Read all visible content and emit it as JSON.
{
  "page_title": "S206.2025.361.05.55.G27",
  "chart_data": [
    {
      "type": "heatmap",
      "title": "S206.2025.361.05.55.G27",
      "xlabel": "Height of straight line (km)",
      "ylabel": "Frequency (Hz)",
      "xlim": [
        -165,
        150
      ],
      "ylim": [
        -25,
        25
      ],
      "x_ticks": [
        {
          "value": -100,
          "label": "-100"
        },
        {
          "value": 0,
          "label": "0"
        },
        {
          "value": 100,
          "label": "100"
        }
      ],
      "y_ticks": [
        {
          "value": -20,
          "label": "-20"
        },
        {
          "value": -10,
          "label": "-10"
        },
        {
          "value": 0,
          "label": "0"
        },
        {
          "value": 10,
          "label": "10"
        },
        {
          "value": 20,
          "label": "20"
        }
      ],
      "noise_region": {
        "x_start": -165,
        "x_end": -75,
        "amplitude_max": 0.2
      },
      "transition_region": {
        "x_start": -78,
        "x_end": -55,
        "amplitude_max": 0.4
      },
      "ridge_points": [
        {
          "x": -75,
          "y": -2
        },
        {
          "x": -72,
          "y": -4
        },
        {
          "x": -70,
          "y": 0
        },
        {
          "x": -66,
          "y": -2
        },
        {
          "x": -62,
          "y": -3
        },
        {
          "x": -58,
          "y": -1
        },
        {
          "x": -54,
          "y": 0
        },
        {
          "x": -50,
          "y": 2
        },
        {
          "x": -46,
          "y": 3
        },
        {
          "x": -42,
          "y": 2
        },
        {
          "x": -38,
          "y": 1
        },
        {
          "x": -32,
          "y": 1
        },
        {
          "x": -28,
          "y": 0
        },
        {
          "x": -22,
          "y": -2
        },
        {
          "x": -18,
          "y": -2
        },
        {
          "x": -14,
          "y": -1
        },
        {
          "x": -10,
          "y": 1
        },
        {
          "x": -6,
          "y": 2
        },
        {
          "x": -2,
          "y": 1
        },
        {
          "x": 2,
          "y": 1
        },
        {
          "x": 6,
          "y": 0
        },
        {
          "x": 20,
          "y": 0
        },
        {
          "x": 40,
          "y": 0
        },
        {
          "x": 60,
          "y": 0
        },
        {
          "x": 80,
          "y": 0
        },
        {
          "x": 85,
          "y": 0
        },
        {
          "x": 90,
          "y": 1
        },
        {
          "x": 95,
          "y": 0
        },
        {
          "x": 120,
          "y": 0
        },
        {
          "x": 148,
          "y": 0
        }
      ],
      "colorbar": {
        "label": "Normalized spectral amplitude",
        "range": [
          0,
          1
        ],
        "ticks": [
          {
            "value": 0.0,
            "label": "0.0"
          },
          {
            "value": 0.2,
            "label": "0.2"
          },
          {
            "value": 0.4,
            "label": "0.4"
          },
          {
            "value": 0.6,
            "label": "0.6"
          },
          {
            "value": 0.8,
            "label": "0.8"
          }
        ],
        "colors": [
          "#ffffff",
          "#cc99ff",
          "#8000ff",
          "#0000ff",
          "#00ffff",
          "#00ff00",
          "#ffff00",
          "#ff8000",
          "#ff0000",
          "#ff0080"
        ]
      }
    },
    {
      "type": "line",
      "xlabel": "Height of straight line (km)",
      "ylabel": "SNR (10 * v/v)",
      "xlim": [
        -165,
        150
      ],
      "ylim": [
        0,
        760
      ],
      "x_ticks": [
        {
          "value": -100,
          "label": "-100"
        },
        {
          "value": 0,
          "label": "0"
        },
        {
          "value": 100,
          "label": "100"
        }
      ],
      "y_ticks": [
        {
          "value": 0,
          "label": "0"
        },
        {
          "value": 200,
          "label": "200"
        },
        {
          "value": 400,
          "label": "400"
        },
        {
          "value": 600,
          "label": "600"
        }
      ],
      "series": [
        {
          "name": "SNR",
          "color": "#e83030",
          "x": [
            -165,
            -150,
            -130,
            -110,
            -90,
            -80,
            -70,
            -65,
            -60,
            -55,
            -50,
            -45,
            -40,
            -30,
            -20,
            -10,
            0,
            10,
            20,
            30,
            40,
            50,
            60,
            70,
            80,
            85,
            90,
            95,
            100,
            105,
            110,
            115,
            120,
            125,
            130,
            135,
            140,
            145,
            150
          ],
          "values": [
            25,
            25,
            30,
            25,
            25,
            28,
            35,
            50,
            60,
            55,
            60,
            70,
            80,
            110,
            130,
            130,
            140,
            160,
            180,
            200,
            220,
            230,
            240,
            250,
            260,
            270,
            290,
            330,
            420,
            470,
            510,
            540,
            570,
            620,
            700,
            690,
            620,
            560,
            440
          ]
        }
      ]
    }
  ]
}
◇ ◇ ◇ ◇ ◇
Written task →
Exactly as written, please output every entry.

Solution for this exercise →
Read all visible content and emit it as JSON.
{
  "page_title": "S206.2025.361.05.55.G27",
  "chart_data": [
    {
      "type": "heatmap",
      "title": "S206.2025.361.05.55.G27",
      "xlabel": "Height of straight line (km)",
      "ylabel": "Frequency (Hz)",
      "xlim": [
        -165,
        150
      ],
      "ylim": [
        -25,
        25
      ],
      "x_ticks": [
        {
          "value": -100,
          "label": "-100"
        },
        {
          "value": 0,
          "label": "0"
        },
        {
          "value": 100,
          "label": "100"
        }
      ],
      "y_ticks": [
        {
          "value": -20,
          "label": "-20"
        },
        {
          "value": -10,
          "label": "-10"
        },
        {
          "value": 0,
          "label": "0"
        },
        {
          "value": 10,
          "label": "10"
        },
        {
          "value": 20,
          "label": "20"
        }
      ],
      "noise_region": {
        "x_start": -165,
        "x_end": -75,
        "amplitude_max": 0.2
      },
      "transition_region": {
        "x_start": -78,
        "x_end": -55,
        "amplitude_max": 0.4
      },
      "ridge_points": [
        {
          "x": -75,
          "y": -2
        },
        {
          "x": -72,
          "y": -4
        },
        {
          "x": -70,
          "y": 0
        },
        {
          "x": -66,
          "y": -2
        },
        {
          "x": -62,
          "y": -3
        },
        {
          "x": -58,
          "y": -1
        },
        {
          "x": -54,
          "y": 0
        },
        {
          "x": -50,
          "y": 2
        },
        {
          "x": -46,
          "y": 3
        },
        {
          "x": -42,
          "y": 2
        },
        {
          "x": -38,
          "y": 1
        },
        {
          "x": -32,
          "y": 1
        },
        {
          "x": -28,
          "y": 0
        },
        {
          "x": -22,
          "y": -2
        },
        {
          "x": -18,
          "y": -2
        },
        {
          "x": -14,
          "y": -1
        },
        {
          "x": -10,
          "y": 1
        },
        {
          "x": -6,
          "y": 2
        },
        {
          "x": -2,
          "y": 1
        },
        {
          "x": 2,
          "y": 1
        },
        {
          "x": 6,
          "y": 0
        },
        {
          "x": 20,
          "y": 0
        },
        {
          "x": 40,
          "y": 0
        },
        {
          "x": 60,
          "y": 0
        },
        {
          "x": 80,
          "y": 0
        },
        {
          "x": 85,
          "y": 0
        },
        {
          "x": 90,
          "y": 1
        },
        {
          "x": 95,
          "y": 0
        },
        {
          "x": 120,
          "y": 0
        },
        {
          "x": 148,
          "y": 0
        }
      ],
      "colorbar": {
        "label": "Normalized spectral amplitude",
        "range": [
          0,
          1
        ],
        "ticks": [
          {
            "value": 0.0,
            "label": "0.0"
          },
          {
            "value": 0.2,
            "label": "0.2"
          },
          {
            "value": 0.4,
            "label": "0.4"
          },
          {
            "value": 0.6,
            "label": "0.6"
          },
          {
            "value": 0.8,
            "label": "0.8"
          }
        ],
        "colors": [
          "#ffffff",
          "#cc99ff",
          "#8000ff",
          "#0000ff",
          "#00ffff",
          "#00ff00",
          "#ffff00",
          "#ff8000",
          "#ff0000",
          "#ff0080"
        ]
      }
    },
    {
      "type": "line",
      "xlabel": "Height of straight line (km)",
      "ylabel": "SNR (10 * v/v)",
      "xlim": [
        -165,
        150
      ],
      "ylim": [
        0,
        760
      ],
      "x_ticks": [
        {
          "value": -100,
          "label": "-100"
        },
        {
          "value": 0,
          "label": "0"
        },
        {
          "value": 100,
          "label": "100"
        }
      ],
      "y_ticks": [
        {
          "value": 0,
          "label": "0"
        },
        {
          "value": 200,
          "label": "200"
        },
        {
          "value": 400,
          "label": "400"
        },
        {
          "value": 600,
          "label": "600"
        }
      ],
      "series": [
        {
          "name": "SNR",
          "color": "#e83030",
          "x": [
            -165,
            -150,
            -130,
            -110,
            -90,
            -80,
            -70,
            -65,
            -60,
            -55,
            -50,
            -45,
            -40,
            -30,
            -20,
            -10,
            0,
            10,
            20,
            30,
            40,
            50,
            60,
            70,
            80,
            85,
            90,
            95,
            100,
            105,
            110,
            115,
            120,
            125,
            130,
            135,
            140,
            145,
            150
          ],
          "values": [
            25,
            25,
            30,
            25,
            25,
            28,
            35,
            50,
            60,
            55,
            60,
            70,
            80,
            110,
            130,
            130,
            140,
            160,
            180,
            200,
            220,
            230,
            240,
            250,
            260,
            270,
            290,
            330,
            420,
            470,
            510,
            540,
            570,
            620,
            700,
            690,
            620,
            560,
            440
          ]
        }
      ]
    }
  ]
}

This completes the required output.